(Records from a data collection)
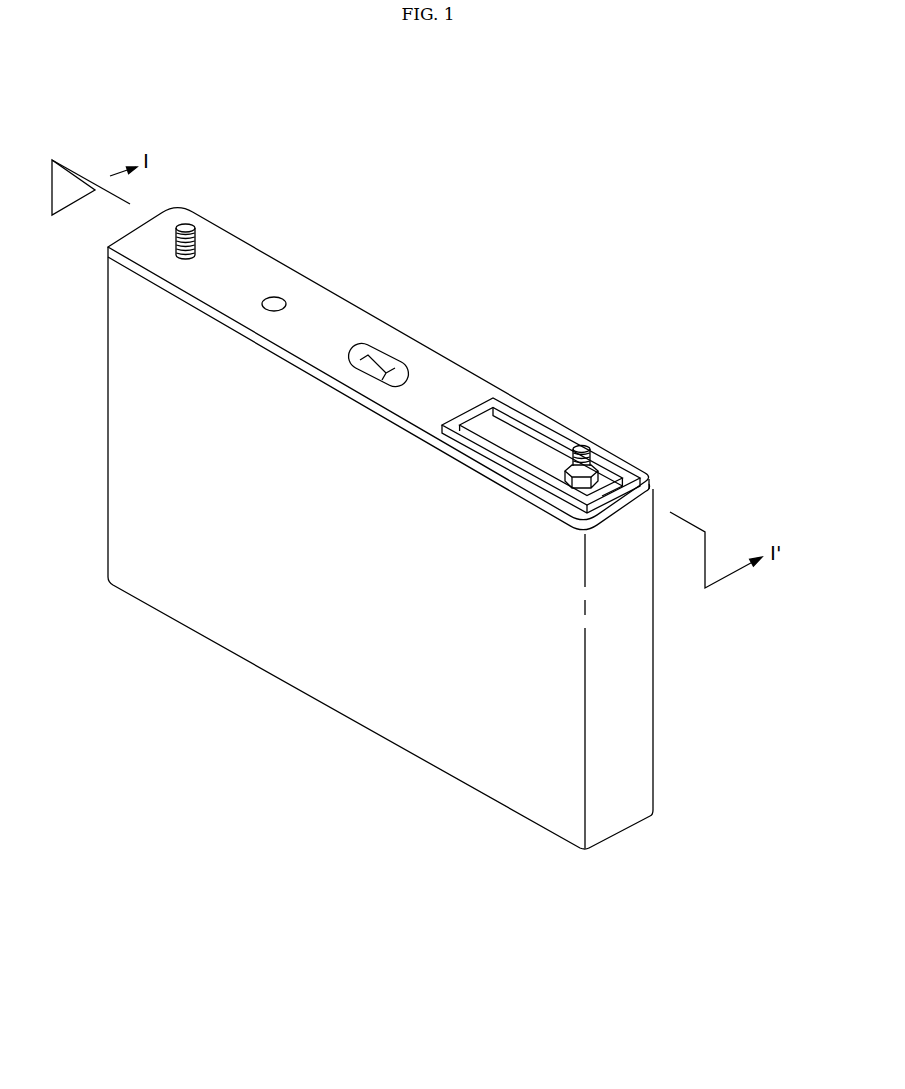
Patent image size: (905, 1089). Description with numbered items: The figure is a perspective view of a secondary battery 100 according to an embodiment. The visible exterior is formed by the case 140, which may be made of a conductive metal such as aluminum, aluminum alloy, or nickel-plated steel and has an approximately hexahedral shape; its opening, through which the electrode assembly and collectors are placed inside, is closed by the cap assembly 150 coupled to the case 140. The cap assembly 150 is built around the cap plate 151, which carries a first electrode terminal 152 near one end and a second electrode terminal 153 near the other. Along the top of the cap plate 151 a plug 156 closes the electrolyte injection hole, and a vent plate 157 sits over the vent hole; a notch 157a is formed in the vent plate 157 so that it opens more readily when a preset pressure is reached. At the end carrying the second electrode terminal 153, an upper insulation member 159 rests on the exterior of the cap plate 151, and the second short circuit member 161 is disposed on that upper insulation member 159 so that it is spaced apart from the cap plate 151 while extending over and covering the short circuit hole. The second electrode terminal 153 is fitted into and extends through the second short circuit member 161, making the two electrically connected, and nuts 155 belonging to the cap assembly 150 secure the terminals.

The secondary battery 100 is at (424, 191).
The case 140 is at (325, 688).
The cap assembly 150 is at (477, 381).
The cap plate 151 is at (338, 315).
The first electrode terminal 152 is at (186, 226).
The second electrode terminal 153 is at (584, 448).
The nuts 155 is at (638, 470).
The plug 156 is at (276, 296).
The vent plate 157 is at (378, 351).
The notch 157a is at (390, 367).
The upper insulation member 159 is at (562, 420).
The second short circuit member 161 is at (497, 427).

Set task: Arrange the lines of the records into a numbered list, skipping blank lines and leaving out the pictures.

Written answer:
1. Patent image size: (905, 1089). Description with numbered items: The figure is a perspective view of a secondary battery 100 according to an embodiment. The visible exterior is formed by the case 140, which may be made of a conductive metal such as aluminum, aluminum alloy, or nickel-plated steel and has an approximately hexahedral shape; its opening, through which the electrode assembly and collectors are placed inside, is closed by the cap assembly 150 coupled to the case 140. The cap assembly 150 is built around the cap plate 151, which carries a first electrode terminal 152 near one end and a second electrode terminal 153 near the other. Along the top of the cap plate 151 a plug 156 closes the electrolyte injection hole, and a vent plate 157 sits over the vent hole; a notch 157a is formed in the vent plate 157 so that it opens more readily when a preset pressure is reached. At the end carrying the second electrode terminal 153, an upper insulation member 159 rests on the exterior of the cap plate 151, and the second short circuit member 161 is disposed on that upper insulation member 159 so that it is spaced apart from the cap plate 151 while extending over and covering the short circuit hole. The second electrode terminal 153 is fitted into and extends through the second short circuit member 161, making the two electrically connected, and nuts 155 belonging to the cap assembly 150 secure the terminals.
2. The secondary battery 100 is at (424, 191).
3. The case 140 is at (325, 688).
4. The cap assembly 150 is at (477, 381).
5. The cap plate 151 is at (338, 315).
6. The first electrode terminal 152 is at (186, 226).
7. The second electrode terminal 153 is at (584, 448).
8. The nuts 155 is at (638, 470).
9. The plug 156 is at (276, 296).
10. The vent plate 157 is at (378, 351).
11. The notch 157a is at (390, 367).
12. The upper insulation member 159 is at (562, 420).
13. The second short circuit member 161 is at (497, 427).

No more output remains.